— Start of PROVIDED DATA —

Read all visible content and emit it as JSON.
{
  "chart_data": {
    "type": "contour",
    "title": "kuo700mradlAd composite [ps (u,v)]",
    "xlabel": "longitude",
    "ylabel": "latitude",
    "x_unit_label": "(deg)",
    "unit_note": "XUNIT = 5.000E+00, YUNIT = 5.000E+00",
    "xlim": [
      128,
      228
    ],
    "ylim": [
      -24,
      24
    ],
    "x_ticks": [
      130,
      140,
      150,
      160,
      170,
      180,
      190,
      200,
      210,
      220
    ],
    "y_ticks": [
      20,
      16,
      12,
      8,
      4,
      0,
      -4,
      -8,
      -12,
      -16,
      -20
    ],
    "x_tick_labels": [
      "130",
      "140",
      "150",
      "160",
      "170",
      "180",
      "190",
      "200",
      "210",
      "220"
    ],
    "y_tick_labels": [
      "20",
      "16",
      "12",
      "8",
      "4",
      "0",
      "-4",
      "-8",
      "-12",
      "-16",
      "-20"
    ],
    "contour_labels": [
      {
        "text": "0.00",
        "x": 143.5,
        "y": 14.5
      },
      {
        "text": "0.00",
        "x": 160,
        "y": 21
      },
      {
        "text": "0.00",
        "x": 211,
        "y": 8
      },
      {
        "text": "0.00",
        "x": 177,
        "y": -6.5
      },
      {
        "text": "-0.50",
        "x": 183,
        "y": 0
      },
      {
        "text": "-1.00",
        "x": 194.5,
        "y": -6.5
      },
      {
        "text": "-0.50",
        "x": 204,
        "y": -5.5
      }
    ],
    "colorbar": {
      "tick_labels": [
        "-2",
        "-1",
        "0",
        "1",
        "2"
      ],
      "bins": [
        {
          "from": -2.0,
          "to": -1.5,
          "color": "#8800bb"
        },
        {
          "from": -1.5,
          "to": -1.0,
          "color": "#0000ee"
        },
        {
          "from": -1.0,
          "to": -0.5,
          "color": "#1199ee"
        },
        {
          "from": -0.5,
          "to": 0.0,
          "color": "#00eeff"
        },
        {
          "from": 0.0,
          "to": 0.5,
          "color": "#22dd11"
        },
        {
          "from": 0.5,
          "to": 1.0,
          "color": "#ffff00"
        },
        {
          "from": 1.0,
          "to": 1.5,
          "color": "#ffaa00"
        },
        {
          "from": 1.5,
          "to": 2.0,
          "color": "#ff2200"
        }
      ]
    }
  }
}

— End of PROVIDED DATA —
— Start of PROVIDED DATA —

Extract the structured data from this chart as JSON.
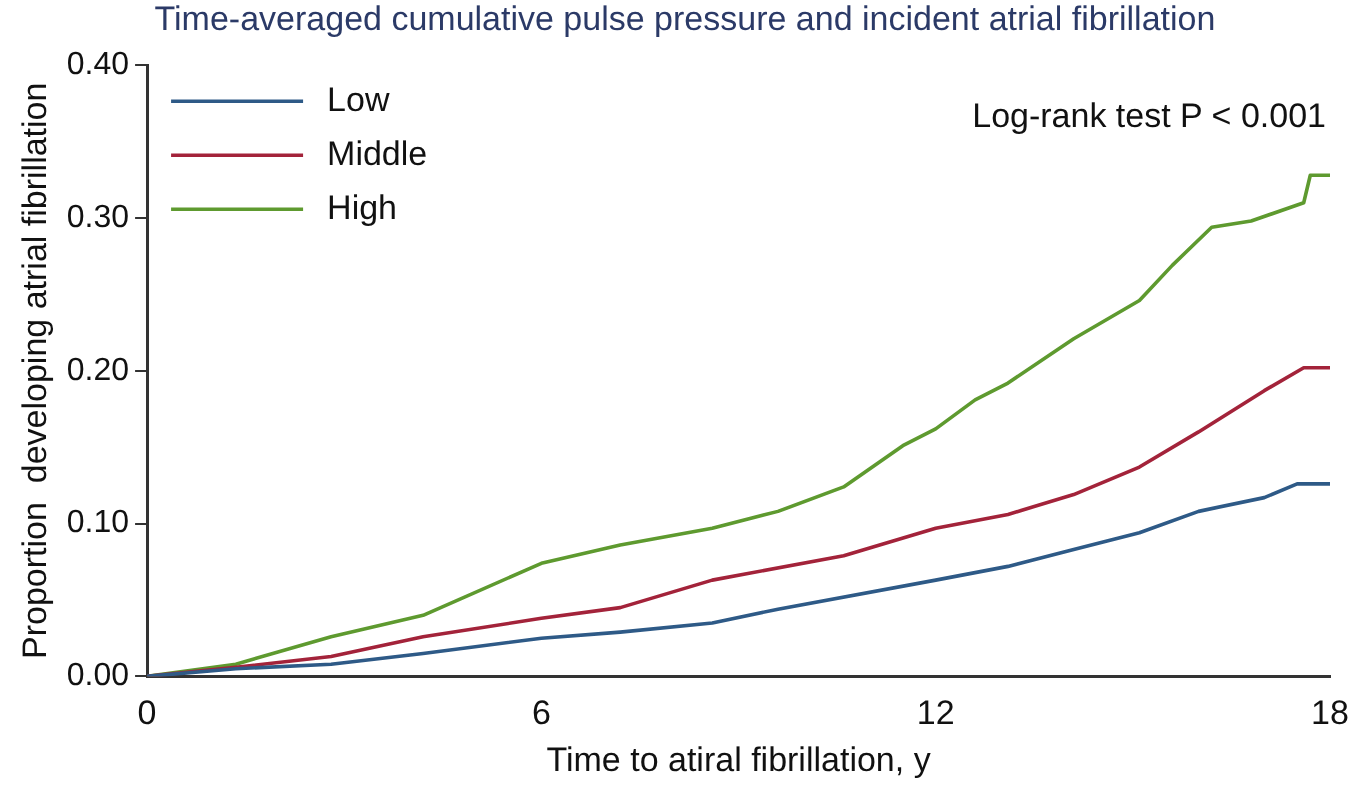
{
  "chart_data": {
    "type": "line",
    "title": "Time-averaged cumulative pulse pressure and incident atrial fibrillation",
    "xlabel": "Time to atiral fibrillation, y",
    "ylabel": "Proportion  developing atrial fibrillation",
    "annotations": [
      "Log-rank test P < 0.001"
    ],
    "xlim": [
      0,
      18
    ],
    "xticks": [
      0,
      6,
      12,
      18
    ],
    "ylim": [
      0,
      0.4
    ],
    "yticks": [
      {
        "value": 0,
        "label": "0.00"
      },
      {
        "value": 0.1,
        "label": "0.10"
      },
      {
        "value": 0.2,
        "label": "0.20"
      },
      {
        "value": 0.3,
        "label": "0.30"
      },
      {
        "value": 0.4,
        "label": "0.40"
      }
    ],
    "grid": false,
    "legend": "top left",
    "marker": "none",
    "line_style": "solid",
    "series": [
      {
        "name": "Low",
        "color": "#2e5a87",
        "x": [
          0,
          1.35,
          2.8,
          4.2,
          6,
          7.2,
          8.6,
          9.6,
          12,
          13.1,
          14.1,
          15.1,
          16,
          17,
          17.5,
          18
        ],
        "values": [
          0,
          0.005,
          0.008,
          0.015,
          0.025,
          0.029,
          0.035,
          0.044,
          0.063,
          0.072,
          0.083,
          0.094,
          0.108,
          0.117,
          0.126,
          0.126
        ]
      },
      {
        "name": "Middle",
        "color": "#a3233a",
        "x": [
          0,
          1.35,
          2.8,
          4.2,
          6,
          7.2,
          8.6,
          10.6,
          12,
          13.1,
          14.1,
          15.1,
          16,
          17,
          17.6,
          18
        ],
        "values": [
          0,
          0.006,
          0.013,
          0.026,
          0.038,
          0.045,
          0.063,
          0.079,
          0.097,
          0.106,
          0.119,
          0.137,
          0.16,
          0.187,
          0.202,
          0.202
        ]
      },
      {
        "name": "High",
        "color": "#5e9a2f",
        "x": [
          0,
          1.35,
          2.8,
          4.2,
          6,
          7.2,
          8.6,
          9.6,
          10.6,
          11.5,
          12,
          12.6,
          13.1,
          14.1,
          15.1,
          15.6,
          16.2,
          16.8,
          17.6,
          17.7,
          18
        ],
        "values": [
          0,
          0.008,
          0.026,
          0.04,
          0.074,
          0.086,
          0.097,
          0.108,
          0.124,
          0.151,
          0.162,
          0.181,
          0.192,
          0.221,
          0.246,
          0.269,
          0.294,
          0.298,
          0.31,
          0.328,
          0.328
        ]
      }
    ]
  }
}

— End of PROVIDED DATA —

### WORK TO COMPLETE
Tally every line of the data that holds the word "title" and write the count alone.

### FULL SOLUTION
2